What is asked –
For each line in the data below that holds "Framed", return a copy.

Supplied material –
** Begin **

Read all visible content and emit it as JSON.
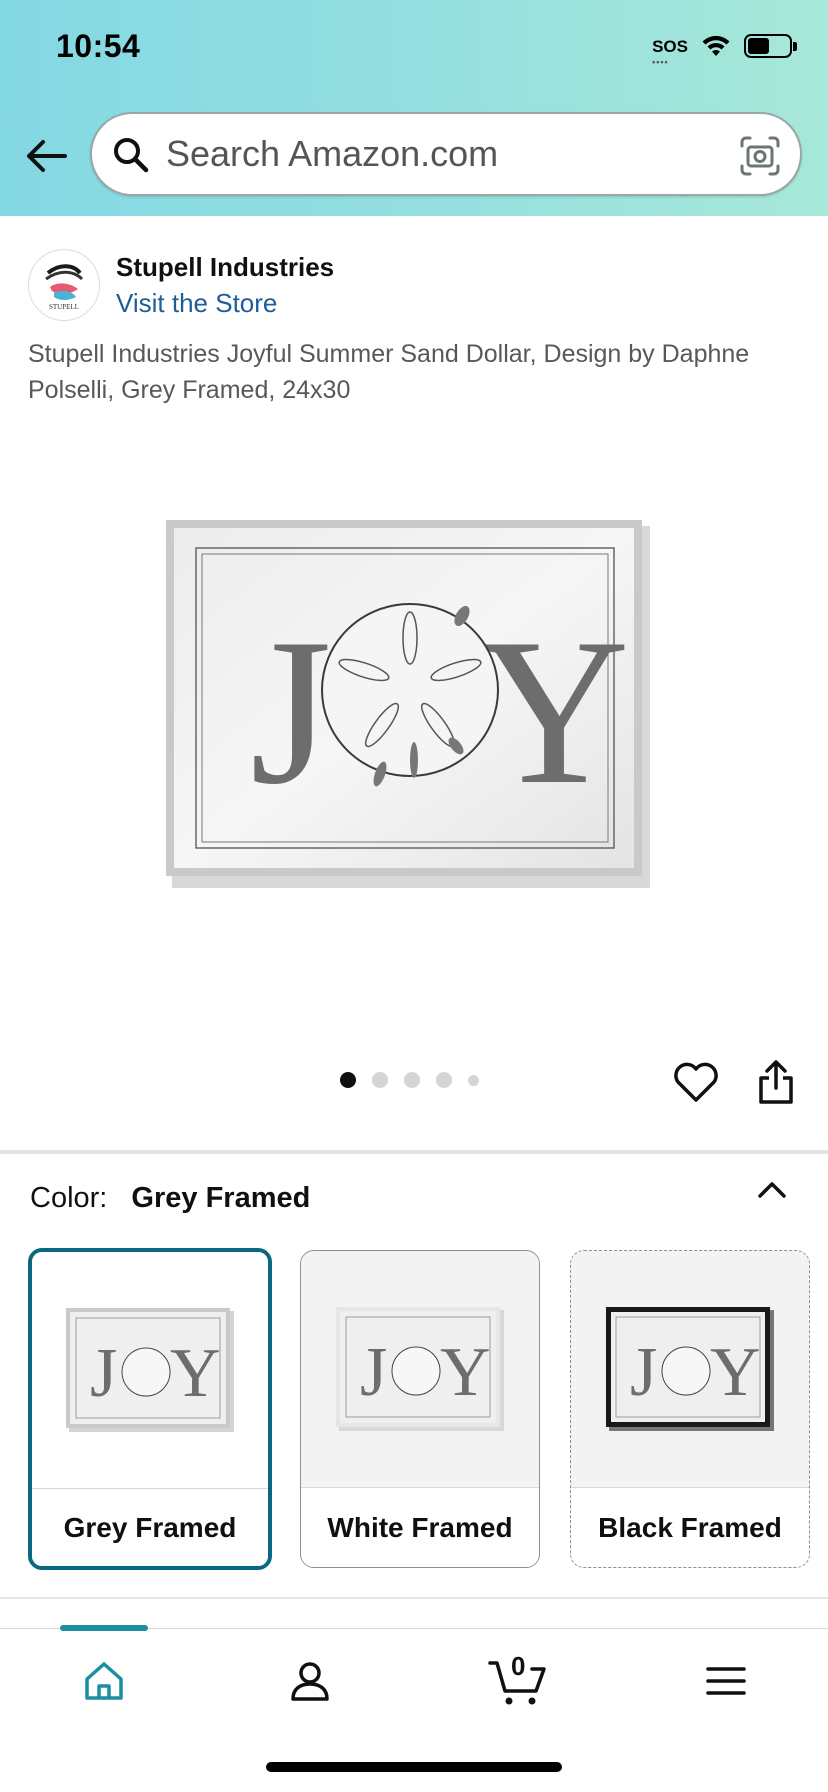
{
  "status_bar": {
    "time": "10:54",
    "sos": "SOS",
    "battery_level_percent": 55
  },
  "header": {
    "search": {
      "placeholder": "Search Amazon.com"
    },
    "colors": {
      "gradient_left": "#84d8e3",
      "gradient_right": "#a7e8d8"
    }
  },
  "brand": {
    "name": "Stupell Industries",
    "link": "Visit the Store",
    "logo_text": "STUPELL"
  },
  "product": {
    "title": "Stupell Industries Joyful Summer Sand Dollar, Design by Daphne Polselli, Grey Framed, 24x30",
    "image_text": {
      "left": "J",
      "right": "Y"
    },
    "carousel": {
      "total": 5,
      "active_index": 0
    }
  },
  "color_selector": {
    "label": "Color:",
    "selected": "Grey Framed",
    "options": [
      {
        "label": "Grey Framed",
        "frame_color": "#c9c9c9"
      },
      {
        "label": "White Framed",
        "frame_color": "#e6e6e6"
      },
      {
        "label": "Black Framed",
        "frame_color": "#1a1a1a"
      }
    ]
  },
  "bottom_nav": {
    "items": [
      "home-icon",
      "account-icon",
      "cart-icon",
      "menu-icon"
    ],
    "cart_count": "0",
    "accent_color": "#1a8fa0"
  }
}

** End **

Worked answer –
    "title": "Stupell Industries Joyful Summer Sand Dollar, Design by Daphne Polselli, Grey Framed, 24x30",
    "selected": "Grey Framed",
        "label": "Grey Framed",
        "label": "White Framed",
        "label": "Black Framed",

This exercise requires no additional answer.